What you are asked to do: In your copy, leave out the pictures; write out all the data exactly.

Provided data:

## START

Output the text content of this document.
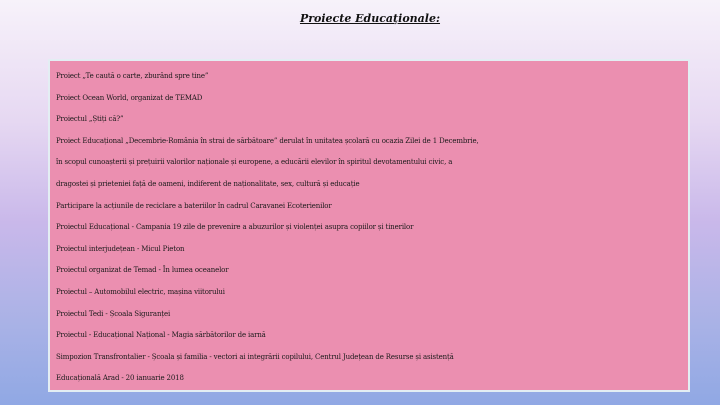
Proiecte Educaționale:
Proiect „Te caută o carte, zburând spre tine”
Proiect Ocean World, organizat de TEMAD
Proiectul „Știți că?”
Proiect Educațional „Decembrie-România în strai de sărbătoare” derulat în unitatea școlară cu ocazia Zilei de 1 Decembrie,
în scopul cunoașterii și prețuirii valorilor naționale și europene, a educării elevilor în spiritul devotamentului civic, a
dragostei și prieteniei față de oameni, indiferent de naționalitate, sex, cultură și educație
Participare la acțiunile de reciclare a bateriilor în cadrul Caravanei Ecoterienilor
Proiectul Educațional - Campania 19 zile de prevenire a abuzurilor și violenței asupra copiilor și tinerilor
Proiectul interjudețean - Micul Pieton
Proiectul organizat de Temad - În lumea oceanelor
Proiectul – Automobilul electric, mașina viitorului
Proiectul Tedi - Școala Siguranței
Proiectul - Educațional Național - Magia sărbătorilor de iarnă
Simpozion Transfrontalier - Școala și familia - vectori ai integrării copilului, Centrul Județean de Resurse și asistență
Educațională Arad - 20 ianuarie 2018
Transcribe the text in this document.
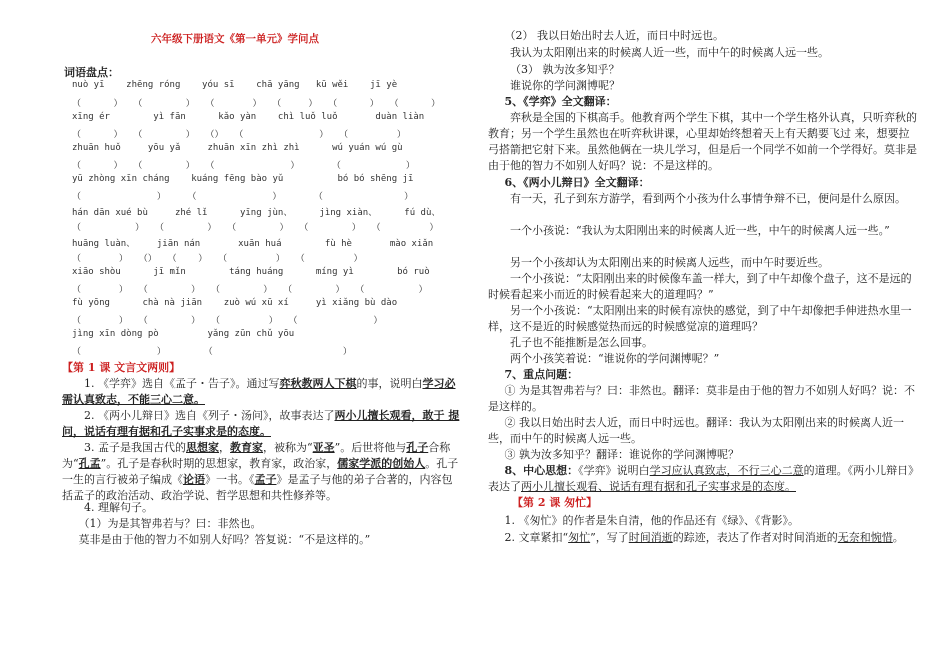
六年级下册语文《第一单元》学问点
词语盘点：
nuò yī    zhēng róng    yóu sī    chā yāng   kū wěi    jī yè
（      ）  （        ）  （       ）  （     ）  （      ）  （      ）
xīng ér        yì fān      kǎo yàn    chì luǒ luǒ       duàn liàn
（      ）  （        ）  （）  （              ）  （         ）
zhuān huǒ     yōu yǎ     zhuān xīn zhì zhì      wú yuán wú gù
（      ）  （        ）  （              ）      （            ）
yū zhòng xīn cháng    kuáng fēng bào yǔ          bó bó shēng jī
（              ）    （              ）      （               ）
hán dān xué bù     zhé lǐ      yīng jùn、     jìng xiàn、     fú dù、
（          ）  （        ）  （        ）  （        ）  （         ）
huāng luàn、    jiān nán       xuān huá        fù hè       mào xiǎn
（       ）  （）  （    ）  （         ）  （         ）
xiāo shòu      jī mǐn        táng huáng      míng yì        bó ruò
（       ）  （        ）  （        ）  （        ）  （          ）
fù yōng      chà nà jiān    zuò wú xū xí     yì xiǎng bù dào
（       ）  （        ）  （         ）  （              ）
jìng xīn dòng pò         yǎng zūn chǔ yōu
（              ）       （                        ）
【第 1 课 文言文两则】
1. 《学弈》选自《孟子・告子》。通过写弈秋教两人下棋的事，说明白学习必需认真致志，不能三心二意。
2. 《两小儿辩日》选自《列子・汤问》，故事表达了两小儿擅长观看，敢于 提问，说话有理有据和孔子实事求是的态度。
3. 孟子是我国古代的思想家，教育家，被称为“亚圣”。后世将他与孔子合称为“孔孟”。孔子是春秋时期的思想家，教育家，政治家，儒家学派的创始人。孔子一生的言行被弟子编成《论语》一书。《孟子》是孟子与他的弟子合著的，内容包括孟子的政治活动、政治学说、哲学思想和共性修养等。
4. 理解句子。
（1）为是其智弗若与？曰：非然也。
莫非是由于他的智力不如别人好吗？答复说：“不是这样的。”
（2） 我以日始出时去人近，而日中时远也。
我认为太阳刚出来的时候离人近一些，而中午的时候离人远一些。
（3） 孰为汝多知乎？
谁说你的学问渊博呢？
5、《学弈》全文翻译：
弈秋是全国的下棋高手。他教育两个学生下棋，其中一个学生格外认真，只听弈秋的教育；另一个学生虽然也在听弈秋讲课，心里却始终想着天上有天鹅要飞过 来，想要拉弓搭箭把它射下来。虽然他俩在一块儿学习，但是后一个同学不如前一个学得好。莫非是由于他的智力不如别人好吗？说：不是这样的。
6、《两小儿辩日》全文翻译：
有一天，孔子到东方游学，看到两个小孩为什么事情争辩不已，便问是什么原因。
一个小孩说：“我认为太阳刚出来的时候离人近一些，中午的时候离人远一些。”
另一个小孩却认为太阳刚出来的时候离人远些，而中午时要近些。
一个小孩说：“太阳刚出来的时候像车盖一样大，到了中午却像个盘子，这不是远的时候看起来小而近的时候看起来大的道理吗？”
另一个小孩说：“太阳刚出来的时候有凉快的感觉，到了中午却像把手伸进热水里一样，这不是近的时候感觉热而远的时候感觉凉的道理吗？
孔子也不能推断是怎么回事。
两个小孩笑着说：“谁说你的学问渊博呢？”
7、重点问题：
① 为是其智弗若与？曰：非然也。翻译：莫非是由于他的智力不如别人好吗？说：不是这样的。
② 我以日始出时去人近，而日中时远也。翻译：我认为太阳刚出来的时候离人近一些，而中午的时候离人远一些。
③ 孰为汝多知乎？翻译：谁说你的学问渊博呢？
8、中心思想：《学弈》说明白学习应认真致志，不行三心二意的道理。《两小儿辩日》表达了两小儿擅长观看、说话有理有据和孔子实事求是的态度。
【第 2 课 匆忙】
1. 《匆忙》的作者是朱自清，他的作品还有《绿》、《背影》。
2. 文章紧扣“匆忙”，写了时间消逝的踪迹，表达了作者对时间消逝的无奈和惋惜。
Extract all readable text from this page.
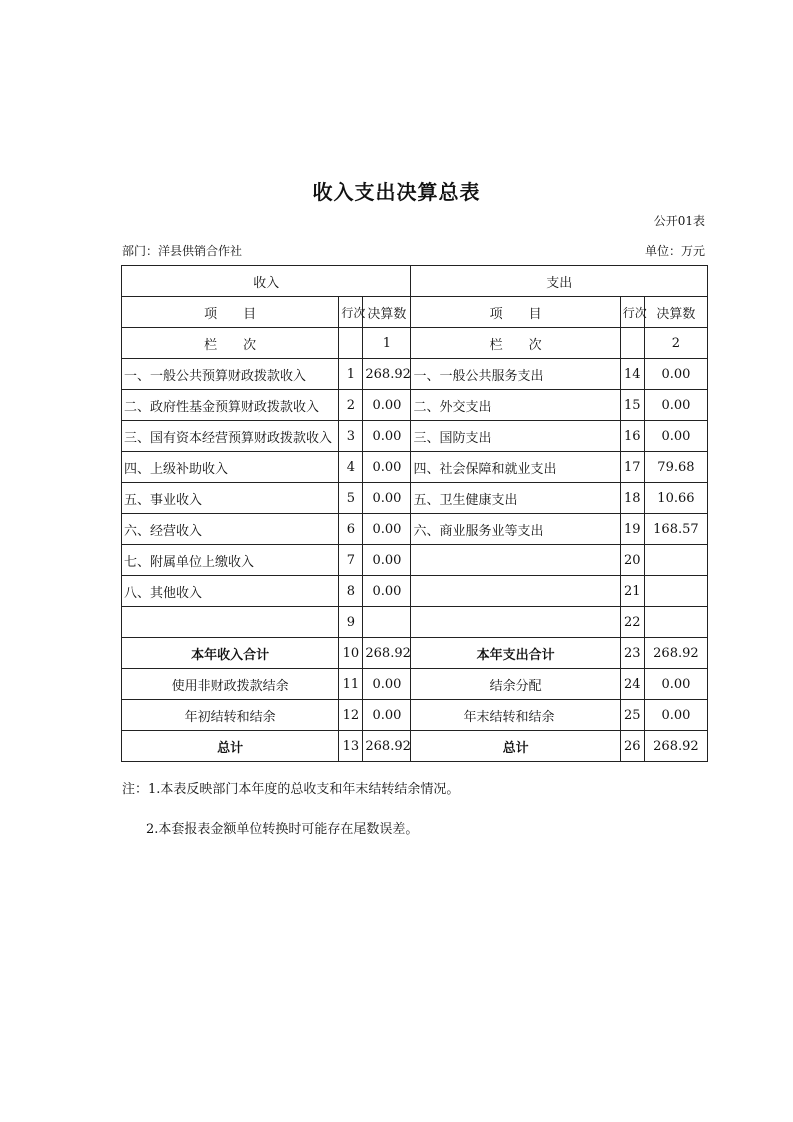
收入支出决算总表
公开01表
部门：洋县供销合作社	单位：万元
收入			支出		
项　　目	行次	决算数	项　　目	行次	决算数
栏　　次		1	栏　　次		2
一、一般公共预算财政拨款收入	1	268.92	一、一般公共服务支出	14	0.00
二、政府性基金预算财政拨款收入	2	0.00	二、外交支出	15	0.00
三、国有资本经营预算财政拨款收入	3	0.00	三、国防支出	16	0.00
四、上级补助收入	4	0.00	四、社会保障和就业支出	17	79.68
五、事业收入	5	0.00	五、卫生健康支出	18	10.66
六、经营收入	6	0.00	六、商业服务业等支出	19	168.57
七、附属单位上缴收入	7	0.00		20	
八、其他收入	8	0.00		21	
	9			22	
本年收入合计	10	268.92	本年支出合计	23	268.92
使用非财政拨款结余	11	0.00	结余分配	24	0.00
年初结转和结余	12	0.00	年末结转和结余	25	0.00
总计	13	268.92	总计	26	268.92
注：1.本表反映部门本年度的总收支和年末结转结余情况。
2.本套报表金额单位转换时可能存在尾数误差。
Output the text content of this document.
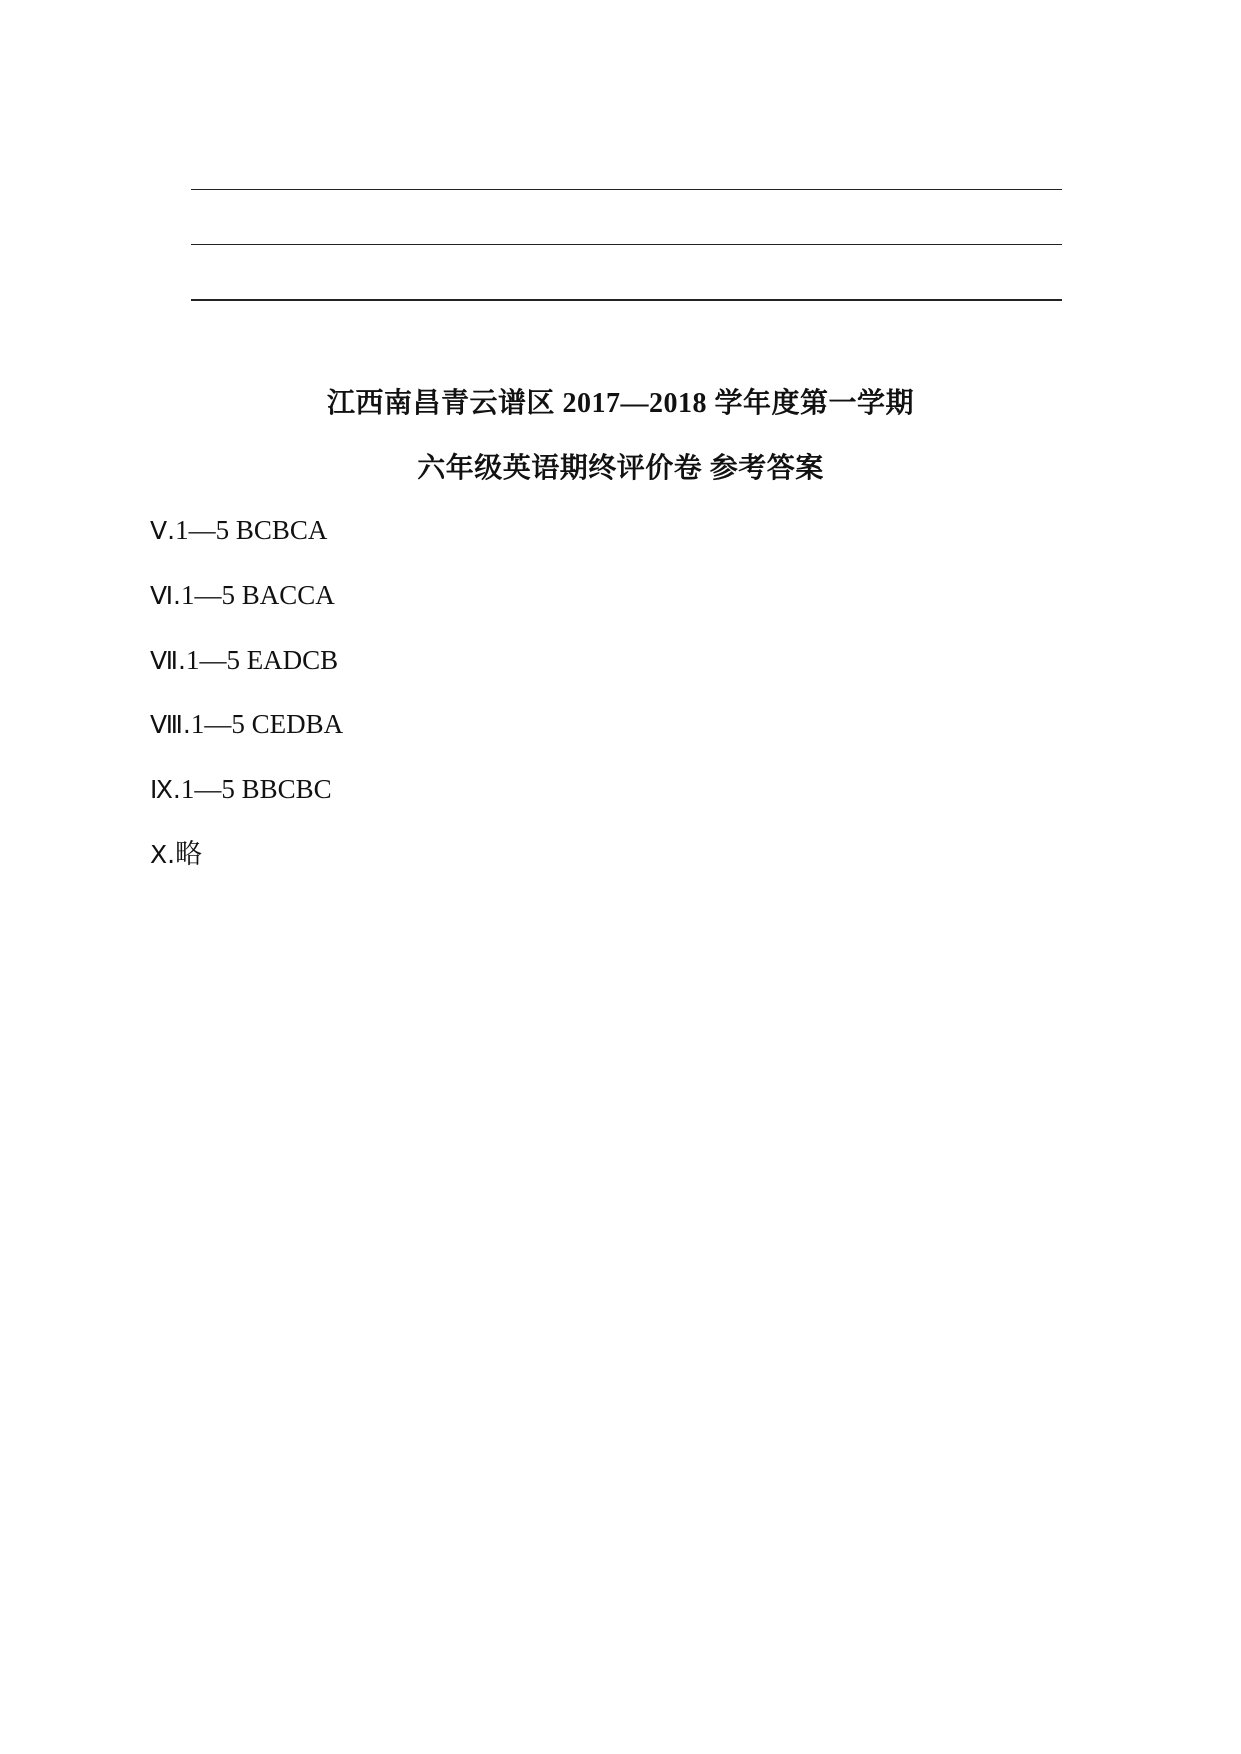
江西南昌青云谱区 2017—2018 学年度第一学期
六年级英语期终评价卷 参考答案
Ⅴ.1—5 BCBCA
Ⅵ.1—5 BACCA
Ⅶ.1—5 EADCB
Ⅷ.1—5 CEDBA
Ⅸ.1—5 BBCBC
Ⅹ.略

## END

Written response:
Output the text content of this document.
Proiecte Educaționale:
Proiect „Te caută o carte, zburând spre tine”
Proiect Ocean World, organizat de TEMAD
Proiectul „Știți că?”
Proiect Educațional „Decembrie-România în strai de sărbătoare” derulat în unitatea școlară cu ocazia Zilei de 1 Decembrie,
în scopul cunoașterii și prețuirii valorilor naționale și europene, a educării elevilor în spiritul devotamentului civic, a
dragostei și prieteniei față de oameni, indiferent de naționalitate, sex, cultură și educație
Participare la acțiunile de reciclare a bateriilor în cadrul Caravanei Ecoterienilor
Proiectul Educațional - Campania 19 zile de prevenire a abuzurilor și violenței asupra copiilor și tinerilor
Proiectul interjudețean - Micul Pieton
Proiectul organizat de Temad - În lumea oceanelor
Proiectul – Automobilul electric, mașina viitorului
Proiectul Tedi - Școala Siguranței
Proiectul - Educațional Național - Magia sărbătorilor de iarnă
Simpozion Transfrontalier - Școala și familia - vectori ai integrării copilului, Centrul Județean de Resurse și asistență
Educațională Arad - 20 ianuarie 2018
Transcribe the text in this document.
六年级下册语文《第一单元》学问点
词语盘点：
nuò yī    zhēng róng    yóu sī    chā yāng   kū wěi    jī yè
（      ）  （        ）  （       ）  （     ）  （      ）  （      ）
xīng ér        yì fān      kǎo yàn    chì luǒ luǒ       duàn liàn
（      ）  （        ）  （）  （              ）  （         ）
zhuān huǒ     yōu yǎ     zhuān xīn zhì zhì      wú yuán wú gù
（      ）  （        ）  （              ）      （            ）
yū zhòng xīn cháng    kuáng fēng bào yǔ          bó bó shēng jī
（              ）    （              ）      （               ）
hán dān xué bù     zhé lǐ      yīng jùn、     jìng xiàn、     fú dù、
（          ）  （        ）  （        ）  （        ）  （         ）
huāng luàn、    jiān nán       xuān huá        fù hè       mào xiǎn
（       ）  （）  （    ）  （         ）  （         ）
xiāo shòu      jī mǐn        táng huáng      míng yì        bó ruò
（       ）  （        ）  （        ）  （        ）  （          ）
fù yōng      chà nà jiān    zuò wú xū xí     yì xiǎng bù dào
（       ）  （        ）  （         ）  （              ）
jìng xīn dòng pò         yǎng zūn chǔ yōu
（              ）       （                        ）
【第 1 课 文言文两则】
1. 《学弈》选自《孟子・告子》。通过写弈秋教两人下棋的事，说明白学习必需认真致志，不能三心二意。
2. 《两小儿辩日》选自《列子・汤问》，故事表达了两小儿擅长观看，敢于 提问，说话有理有据和孔子实事求是的态度。
3. 孟子是我国古代的思想家，教育家，被称为“亚圣”。后世将他与孔子合称为“孔孟”。孔子是春秋时期的思想家，教育家，政治家，儒家学派的创始人。孔子一生的言行被弟子编成《论语》一书。《孟子》是孟子与他的弟子合著的，内容包括孟子的政治活动、政治学说、哲学思想和共性修养等。
4. 理解句子。
（1）为是其智弗若与？曰：非然也。
莫非是由于他的智力不如别人好吗？答复说：“不是这样的。”
（2） 我以日始出时去人近，而日中时远也。
我认为太阳刚出来的时候离人近一些，而中午的时候离人远一些。
（3） 孰为汝多知乎？
谁说你的学问渊博呢？
5、《学弈》全文翻译：
弈秋是全国的下棋高手。他教育两个学生下棋，其中一个学生格外认真，只听弈秋的教育；另一个学生虽然也在听弈秋讲课，心里却始终想着天上有天鹅要飞过 来，想要拉弓搭箭把它射下来。虽然他俩在一块儿学习，但是后一个同学不如前一个学得好。莫非是由于他的智力不如别人好吗？说：不是这样的。
6、《两小儿辩日》全文翻译：
有一天，孔子到东方游学，看到两个小孩为什么事情争辩不已，便问是什么原因。
一个小孩说：“我认为太阳刚出来的时候离人近一些，中午的时候离人远一些。”
另一个小孩却认为太阳刚出来的时候离人远些，而中午时要近些。
一个小孩说：“太阳刚出来的时候像车盖一样大，到了中午却像个盘子，这不是远的时候看起来小而近的时候看起来大的道理吗？”
另一个小孩说：“太阳刚出来的时候有凉快的感觉，到了中午却像把手伸进热水里一样，这不是近的时候感觉热而远的时候感觉凉的道理吗？
孔子也不能推断是怎么回事。
两个小孩笑着说：“谁说你的学问渊博呢？”
7、重点问题：
① 为是其智弗若与？曰：非然也。翻译：莫非是由于他的智力不如别人好吗？说：不是这样的。
② 我以日始出时去人近，而日中时远也。翻译：我认为太阳刚出来的时候离人近一些，而中午的时候离人远一些。
③ 孰为汝多知乎？翻译：谁说你的学问渊博呢？
8、中心思想：《学弈》说明白学习应认真致志，不行三心二意的道理。《两小儿辩日》表达了两小儿擅长观看、说话有理有据和孔子实事求是的态度。
【第 2 课 匆忙】
1. 《匆忙》的作者是朱自清，他的作品还有《绿》、《背影》。
2. 文章紧扣“匆忙”，写了时间消逝的踪迹，表达了作者对时间消逝的无奈和惋惜。
Extract all readable text from this page.
收入支出决算总表
公开01表
部门：洋县供销合作社	单位：万元
收入			支出		
项　　目	行次	决算数	项　　目	行次	决算数
栏　　次		1	栏　　次		2
一、一般公共预算财政拨款收入	1	268.92	一、一般公共服务支出	14	0.00
二、政府性基金预算财政拨款收入	2	0.00	二、外交支出	15	0.00
三、国有资本经营预算财政拨款收入	3	0.00	三、国防支出	16	0.00
四、上级补助收入	4	0.00	四、社会保障和就业支出	17	79.68
五、事业收入	5	0.00	五、卫生健康支出	18	10.66
六、经营收入	6	0.00	六、商业服务业等支出	19	168.57
七、附属单位上缴收入	7	0.00		20	
八、其他收入	8	0.00		21	
	9			22	
本年收入合计	10	268.92	本年支出合计	23	268.92
使用非财政拨款结余	11	0.00	结余分配	24	0.00
年初结转和结余	12	0.00	年末结转和结余	25	0.00
总计	13	268.92	总计	26	268.92
注：1.本表反映部门本年度的总收支和年末结转结余情况。
2.本套报表金额单位转换时可能存在尾数误差。
Output the text content of this document.
江西南昌青云谱区 2017—2018 学年度第一学期
六年级英语期终评价卷 参考答案
Ⅴ.1—5 BCBCA
Ⅵ.1—5 BACCA
Ⅶ.1—5 EADCB
Ⅷ.1—5 CEDBA
Ⅸ.1—5 BBCBC
Ⅹ.略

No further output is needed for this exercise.